Source records
========================
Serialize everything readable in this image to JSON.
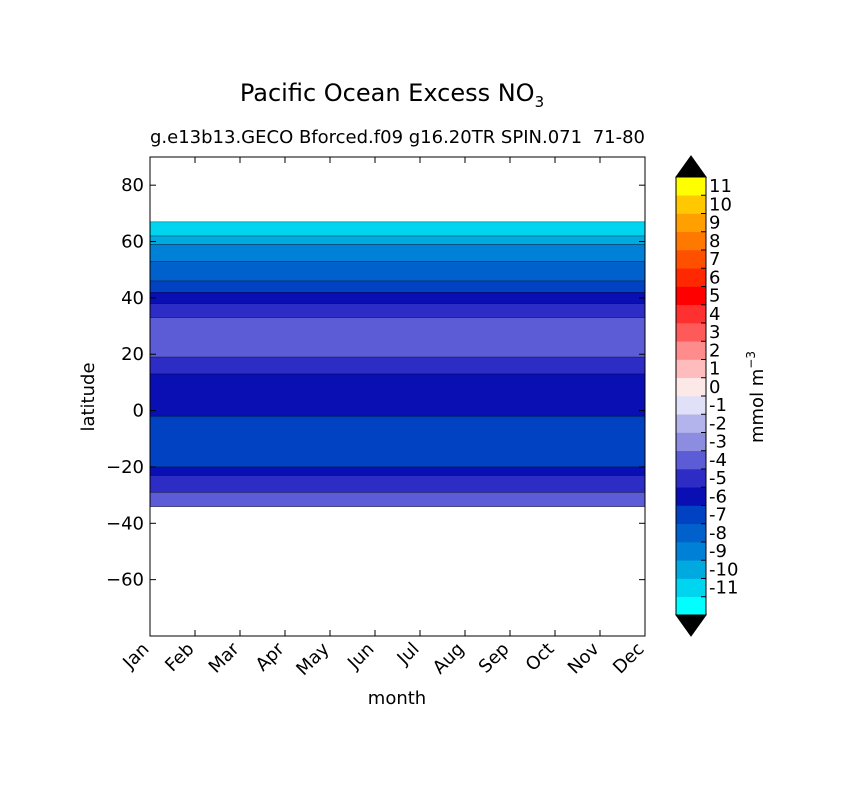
{
  "chart_data": {
    "type": "heatmap",
    "title": "Pacific Ocean Excess NO",
    "title_subscript": "3",
    "subtitle_left": "g.e13b13.GECO Bforced.f09 g16.20TR SPIN.071",
    "subtitle_right": "71-80",
    "xlabel": "month",
    "ylabel": "latitude",
    "x_categories": [
      "Jan",
      "Feb",
      "Mar",
      "Apr",
      "May",
      "Jun",
      "Jul",
      "Aug",
      "Sep",
      "Oct",
      "Nov",
      "Dec"
    ],
    "y_ticks": [
      80,
      60,
      40,
      20,
      0,
      -20,
      -40,
      -60
    ],
    "y_tick_labels": [
      "80",
      "60",
      "40",
      "20",
      "0",
      "−20",
      "−40",
      "−60"
    ],
    "ylim": [
      -80,
      90
    ],
    "data_lat_range": [
      -34,
      67
    ],
    "colorbar": {
      "label": "mmol m",
      "label_superscript": "−3",
      "levels": [
        -12,
        -11,
        -10,
        -9,
        -8,
        -7,
        -6,
        -5,
        -4,
        -3,
        -2,
        -1,
        0,
        1,
        2,
        3,
        4,
        5,
        6,
        7,
        8,
        9,
        10,
        11,
        12
      ],
      "tick_labels": [
        "-11",
        "-10",
        "-9",
        "-8",
        "-7",
        "-6",
        "-5",
        "-4",
        "-3",
        "-2",
        "-1",
        "0",
        "1",
        "2",
        "3",
        "4",
        "5",
        "6",
        "7",
        "8",
        "9",
        "10",
        "11"
      ],
      "colors": [
        "#00ffff",
        "#00d5f0",
        "#00aae0",
        "#0080d6",
        "#0060cc",
        "#0042c2",
        "#0a0fb4",
        "#2d2cc4",
        "#5c5cd6",
        "#8c8ce0",
        "#b4b4ec",
        "#e0e0f8",
        "#fde8e8",
        "#ffbcbc",
        "#ff8c8c",
        "#ff5a5a",
        "#ff3030",
        "#ff0000",
        "#ff2800",
        "#ff5000",
        "#ff7800",
        "#ffa000",
        "#ffc800",
        "#ffff00"
      ],
      "extend": "both",
      "extend_color": "#000000"
    },
    "bands": [
      {
        "lat_top": 67,
        "lat_bottom": 62,
        "value": -11
      },
      {
        "lat_top": 62,
        "lat_bottom": 59,
        "value": -10
      },
      {
        "lat_top": 59,
        "lat_bottom": 53,
        "value": -9
      },
      {
        "lat_top": 53,
        "lat_bottom": 46,
        "value": -8
      },
      {
        "lat_top": 46,
        "lat_bottom": 42,
        "value": -7
      },
      {
        "lat_top": 42,
        "lat_bottom": 38,
        "value": -6
      },
      {
        "lat_top": 38,
        "lat_bottom": 33,
        "value": -5
      },
      {
        "lat_top": 33,
        "lat_bottom": 19,
        "value": -4
      },
      {
        "lat_top": 19,
        "lat_bottom": 13,
        "value": -5
      },
      {
        "lat_top": 13,
        "lat_bottom": -2,
        "value": -6
      },
      {
        "lat_top": -2,
        "lat_bottom": -20,
        "value": -7
      },
      {
        "lat_top": -20,
        "lat_bottom": -23,
        "value": -6
      },
      {
        "lat_top": -23,
        "lat_bottom": -29,
        "value": -5
      },
      {
        "lat_top": -29,
        "lat_bottom": -34,
        "value": -4
      }
    ],
    "grid": false
  }
}
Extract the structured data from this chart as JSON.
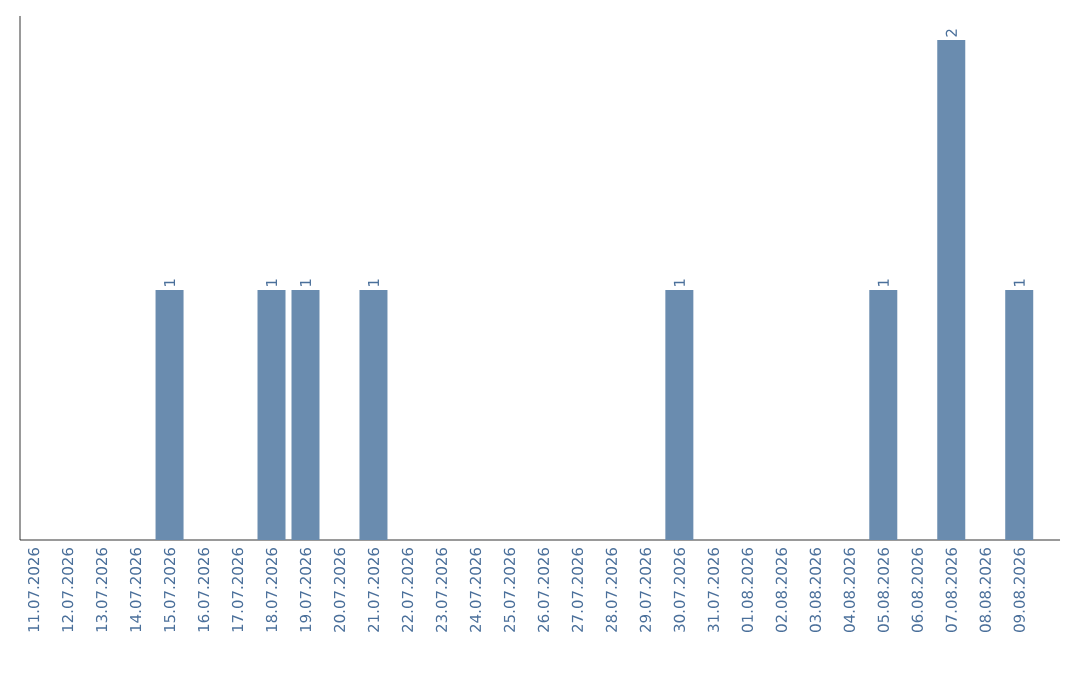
{
  "chart_data": {
    "type": "bar",
    "categories": [
      "11.07.2026",
      "12.07.2026",
      "13.07.2026",
      "14.07.2026",
      "15.07.2026",
      "16.07.2026",
      "17.07.2026",
      "18.07.2026",
      "19.07.2026",
      "20.07.2026",
      "21.07.2026",
      "22.07.2026",
      "23.07.2026",
      "24.07.2026",
      "25.07.2026",
      "26.07.2026",
      "27.07.2026",
      "28.07.2026",
      "29.07.2026",
      "30.07.2026",
      "31.07.2026",
      "01.08.2026",
      "02.08.2026",
      "03.08.2026",
      "04.08.2026",
      "05.08.2026",
      "06.08.2026",
      "07.08.2026",
      "08.08.2026",
      "09.08.2026"
    ],
    "values": [
      0,
      0,
      0,
      0,
      1,
      0,
      0,
      1,
      1,
      0,
      1,
      0,
      0,
      0,
      0,
      0,
      0,
      0,
      0,
      1,
      0,
      0,
      0,
      0,
      0,
      1,
      0,
      2,
      0,
      1
    ],
    "value_labels": [
      null,
      null,
      null,
      null,
      "1",
      null,
      null,
      "1",
      "1",
      null,
      "1",
      null,
      null,
      null,
      null,
      null,
      null,
      null,
      null,
      "1",
      null,
      null,
      null,
      null,
      null,
      "1",
      null,
      "2",
      null,
      "1"
    ],
    "color": "#6a8caf",
    "tick_labels": "x"
  }
}
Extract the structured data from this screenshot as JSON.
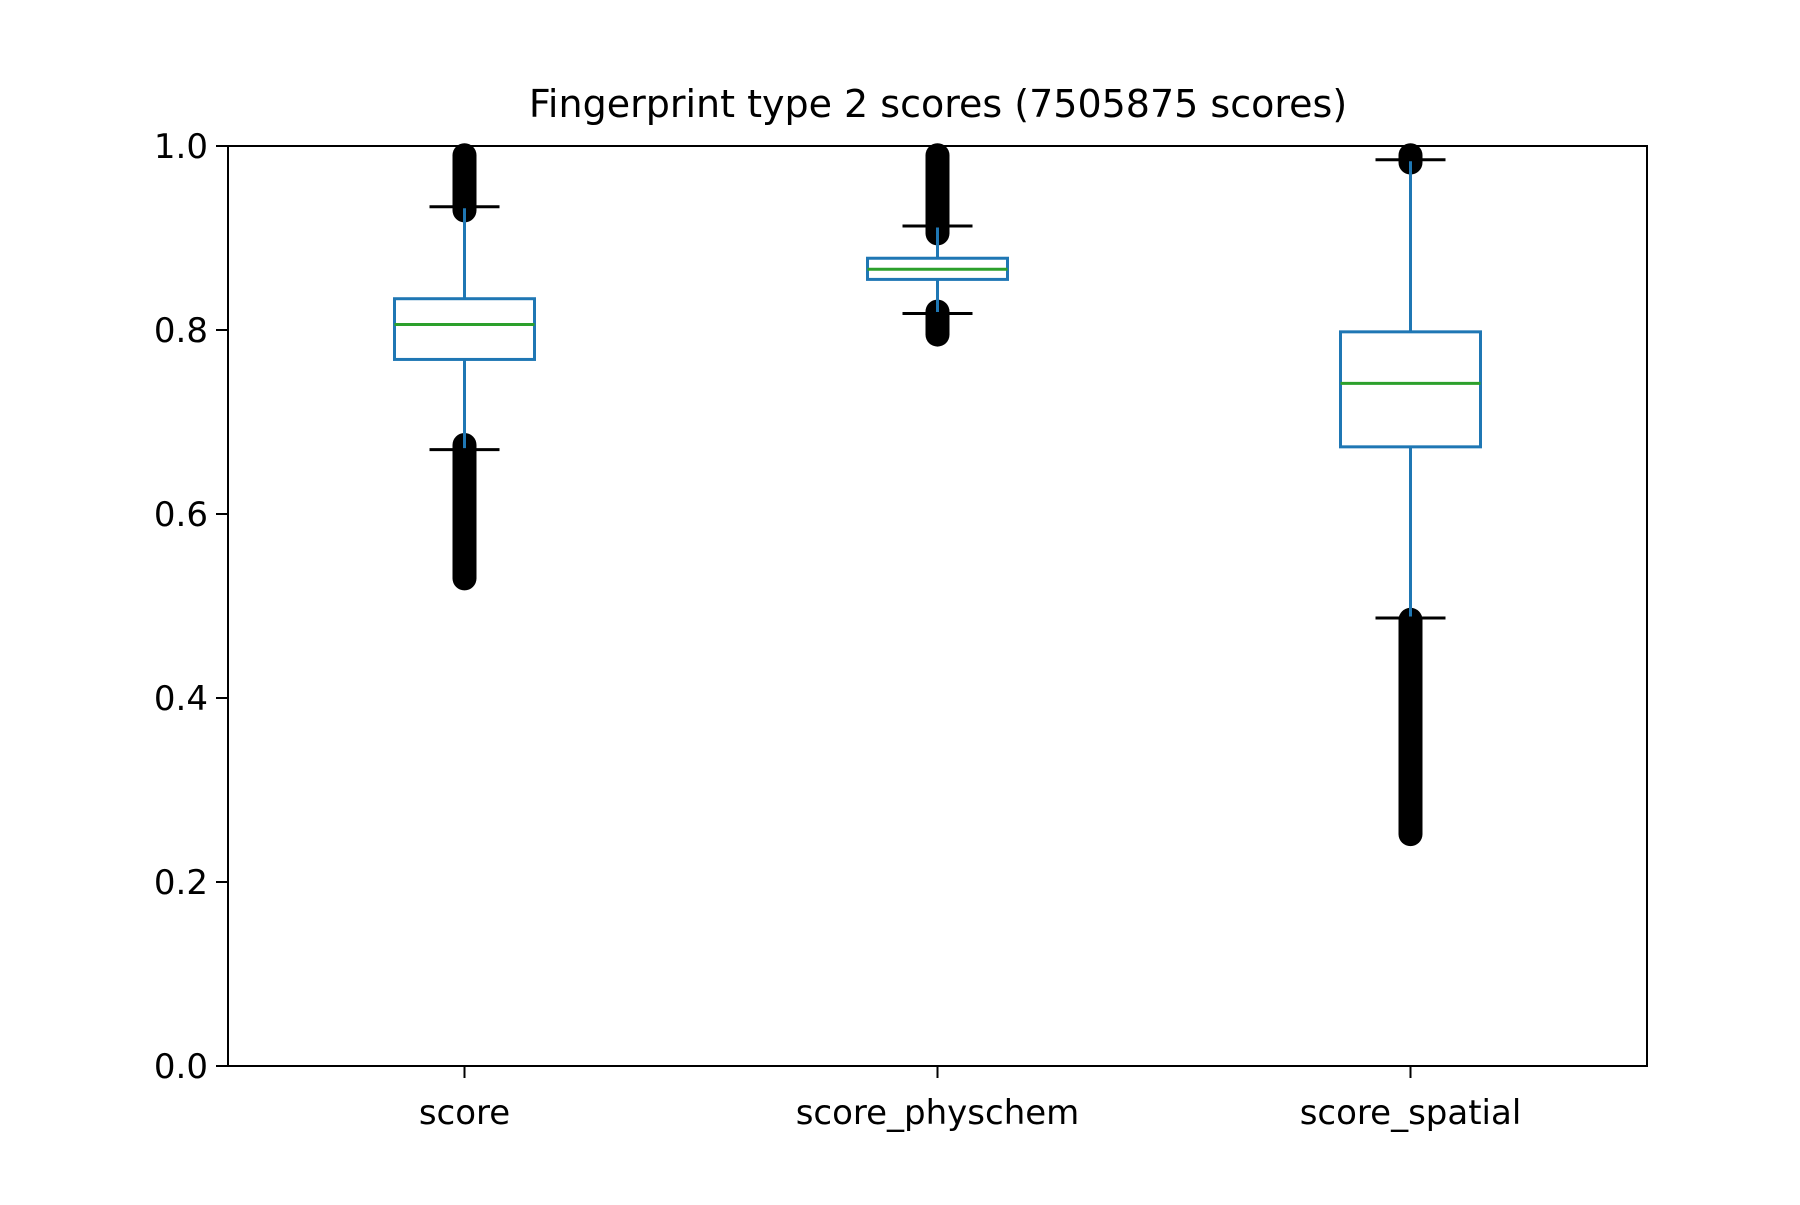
{
  "chart_data": {
    "type": "box",
    "title": "Fingerprint type 2 scores (7505875 scores)",
    "xlabel": "",
    "ylabel": "",
    "ylim": [
      0,
      1
    ],
    "yticks": [
      "0.0",
      "0.2",
      "0.4",
      "0.6",
      "0.8",
      "1.0"
    ],
    "grid": false,
    "categories": [
      "score",
      "score_physchem",
      "score_spatial"
    ],
    "boxes": [
      {
        "label": "score",
        "whisker_low": 0.67,
        "q1": 0.768,
        "median": 0.806,
        "q3": 0.834,
        "whisker_high": 0.934,
        "outliers_low": [
          0.53,
          0.675
        ],
        "outliers_high": [
          0.93,
          0.99
        ]
      },
      {
        "label": "score_physchem",
        "whisker_low": 0.818,
        "q1": 0.855,
        "median": 0.866,
        "q3": 0.878,
        "whisker_high": 0.913,
        "outliers_low": [
          0.795,
          0.82
        ],
        "outliers_high": [
          0.905,
          0.99
        ]
      },
      {
        "label": "score_spatial",
        "whisker_low": 0.487,
        "q1": 0.673,
        "median": 0.742,
        "q3": 0.798,
        "whisker_high": 0.985,
        "outliers_low": [
          0.252,
          0.485
        ],
        "outliers_high": [
          0.982,
          0.99
        ]
      }
    ],
    "colors": {
      "box": "#1f77b4",
      "median": "#2ca02c",
      "whisker_cap": "#000000",
      "outlier": "#000000"
    }
  }
}
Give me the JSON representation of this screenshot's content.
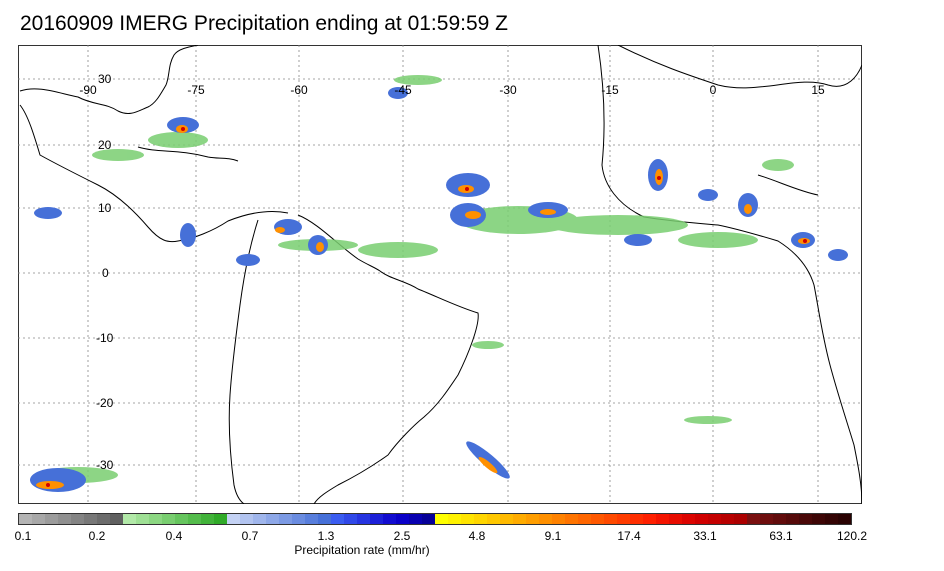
{
  "title": "20160909 IMERG Precipitation ending at 01:59:59 Z",
  "map": {
    "lon_labels": [
      "-90",
      "-75",
      "-60",
      "-45",
      "-30",
      "-15",
      "0",
      "15"
    ],
    "lat_labels": [
      "30",
      "20",
      "10",
      "0",
      "-10",
      "-20",
      "-30"
    ]
  },
  "colorbar": {
    "tick_labels": [
      "0.1",
      "0.2",
      "0.4",
      "0.7",
      "1.3",
      "2.5",
      "4.8",
      "9.1",
      "17.4",
      "33.1",
      "63.1",
      "120.2"
    ],
    "units_label": "Precipitation rate (mm/hr)",
    "colors": [
      "#b4b4b4",
      "#a8a8a8",
      "#9c9c9c",
      "#909090",
      "#848484",
      "#787878",
      "#6c6c6c",
      "#606060",
      "#b2e9a8",
      "#9fe095",
      "#8cd782",
      "#79ce70",
      "#66c55e",
      "#54bc4c",
      "#42b33a",
      "#30aa28",
      "#c4d2f4",
      "#b2c4f0",
      "#a0b6ec",
      "#8ea8e8",
      "#7c9ae4",
      "#6a8ce0",
      "#587edc",
      "#4670d8",
      "#3a5cf0",
      "#3048e8",
      "#2634e0",
      "#1c20d8",
      "#120cd0",
      "#0a00c8",
      "#0800b0",
      "#060098",
      "#ffff00",
      "#fff200",
      "#ffe400",
      "#ffd600",
      "#ffc800",
      "#ffba00",
      "#ffac00",
      "#ff9e00",
      "#ff9000",
      "#ff8200",
      "#ff7400",
      "#ff6600",
      "#ff5800",
      "#ff4a00",
      "#ff3c00",
      "#ff2e00",
      "#ff2000",
      "#f41400",
      "#e80c00",
      "#dc0400",
      "#d00000",
      "#c40000",
      "#b80000",
      "#ac0000",
      "#7a1010",
      "#6e0e0e",
      "#620c0c",
      "#560a0a",
      "#4a0808",
      "#3e0606",
      "#340404",
      "#2a0202"
    ]
  }
}
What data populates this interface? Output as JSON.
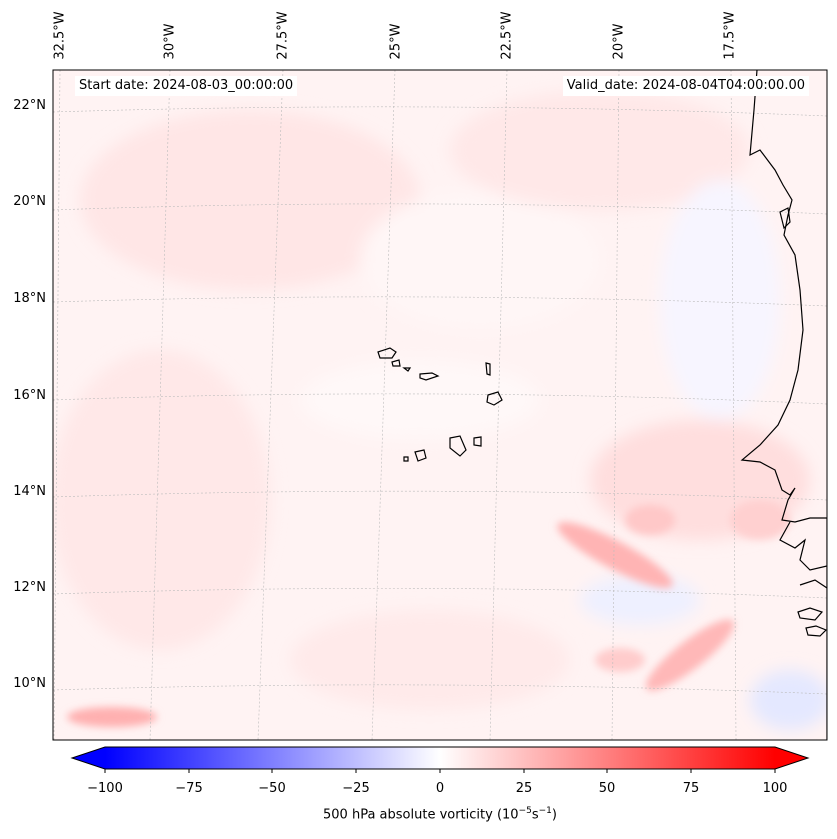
{
  "map": {
    "start_label": "Start date: 2024-08-03_00:00:00",
    "valid_label": "Valid_date: 2024-08-04T04:00:00.00",
    "longitude_labels": [
      "32.5°W",
      "30°W",
      "27.5°W",
      "25°W",
      "22.5°W",
      "20°W",
      "17.5°W"
    ],
    "latitude_labels": [
      "22°N",
      "20°N",
      "18°N",
      "16°N",
      "14°N",
      "12°N",
      "10°N"
    ],
    "colorbar": {
      "ticks": [
        "−100",
        "−75",
        "−50",
        "−25",
        "0",
        "25",
        "50",
        "75",
        "100"
      ],
      "title": "500 hPa absolute vorticity (10",
      "title_sup1": "−5",
      "title_mid": "s",
      "title_sup2": "−1",
      "title_end": ")",
      "min": -100,
      "max": 100,
      "negative_color": "#0000ff",
      "positive_color": "#ff0000"
    }
  }
}
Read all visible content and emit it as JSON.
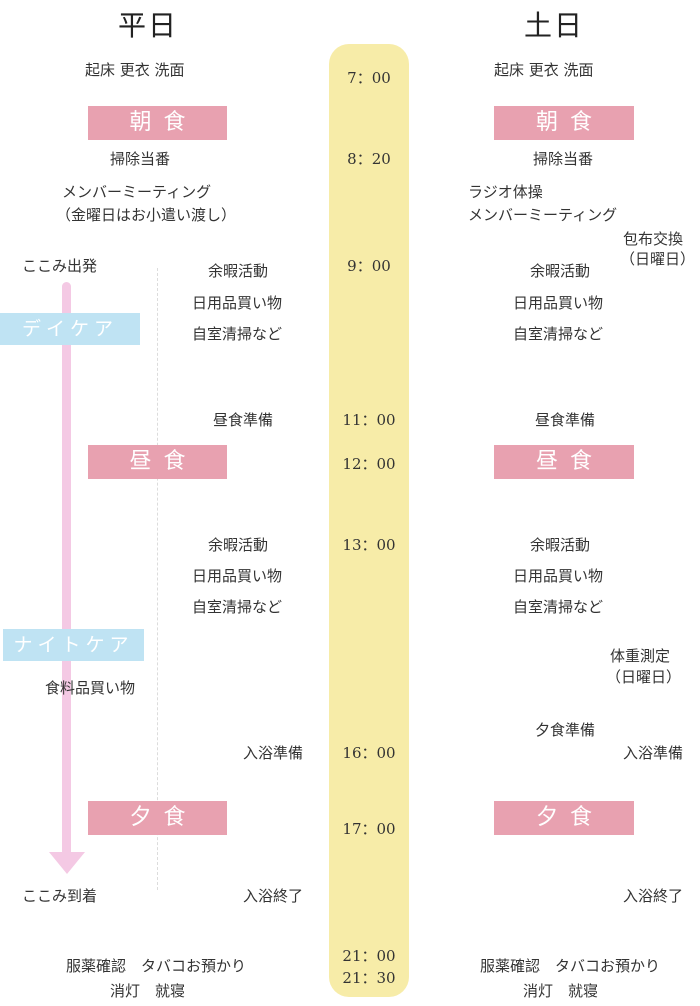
{
  "colors": {
    "timeline": "#f7eca8",
    "meal": "#e8a1b0",
    "care": "#bfe3f3",
    "arrow": "#f4c9e4"
  },
  "headers": {
    "weekday": "平日",
    "weekend": "土日"
  },
  "times": [
    "7：00",
    "8：20",
    "9：00",
    "11：00",
    "12：00",
    "13：00",
    "16：00",
    "17：00",
    "21：00",
    "21：30"
  ],
  "meals": {
    "breakfast": "朝食",
    "lunch": "昼食",
    "dinner": "夕食"
  },
  "care": {
    "day": "デイケア",
    "night": "ナイトケア"
  },
  "weekday": {
    "wake": "起床 更衣 洗面",
    "cleaning_duty": "掃除当番",
    "meeting_1": "メンバーミーティング",
    "meeting_2": "（金曜日はお小遣い渡し）",
    "kokomi_depart": "ここみ出発",
    "leisure_am": "余暇活動",
    "shopping_am": "日用品買い物",
    "room_cleaning_am": "自室清掃など",
    "lunch_prep": "昼食準備",
    "leisure_pm": "余暇活動",
    "shopping_pm": "日用品買い物",
    "room_cleaning_pm": "自室清掃など",
    "grocery": "食料品買い物",
    "bath_prep": "入浴準備",
    "kokomi_arrive": "ここみ到着",
    "bath_end": "入浴終了",
    "medication": "服薬確認　タバコお預かり",
    "lights_out": "消灯　就寝"
  },
  "weekend": {
    "wake": "起床 更衣 洗面",
    "cleaning_duty": "掃除当番",
    "radio_exercise": "ラジオ体操",
    "meeting": "メンバーミーティング",
    "cloth_change_1": "包布交換",
    "cloth_change_2": "（日曜日）",
    "leisure_am": "余暇活動",
    "shopping_am": "日用品買い物",
    "room_cleaning_am": "自室清掃など",
    "lunch_prep": "昼食準備",
    "leisure_pm": "余暇活動",
    "shopping_pm": "日用品買い物",
    "room_cleaning_pm": "自室清掃など",
    "weight_1": "体重測定",
    "weight_2": "（日曜日）",
    "dinner_prep": "夕食準備",
    "bath_prep": "入浴準備",
    "bath_end": "入浴終了",
    "medication": "服薬確認　タバコお預かり",
    "lights_out": "消灯　就寝"
  }
}
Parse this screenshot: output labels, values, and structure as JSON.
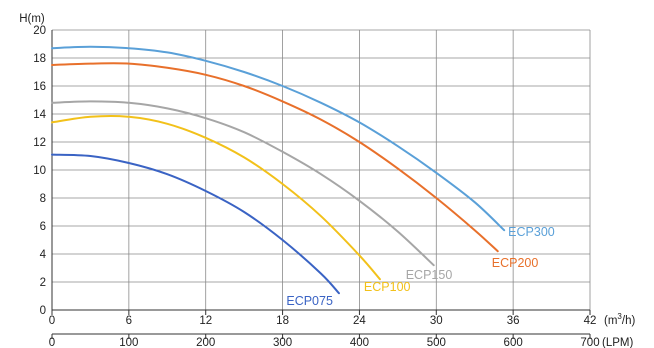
========================
## REQUIRED WORK
Identify the lines in the entries that hold "values" and return each one.

## COMPLETE OUTPUT
    "values": [
Parse this screenshot: output labels, values, and structure as JSON.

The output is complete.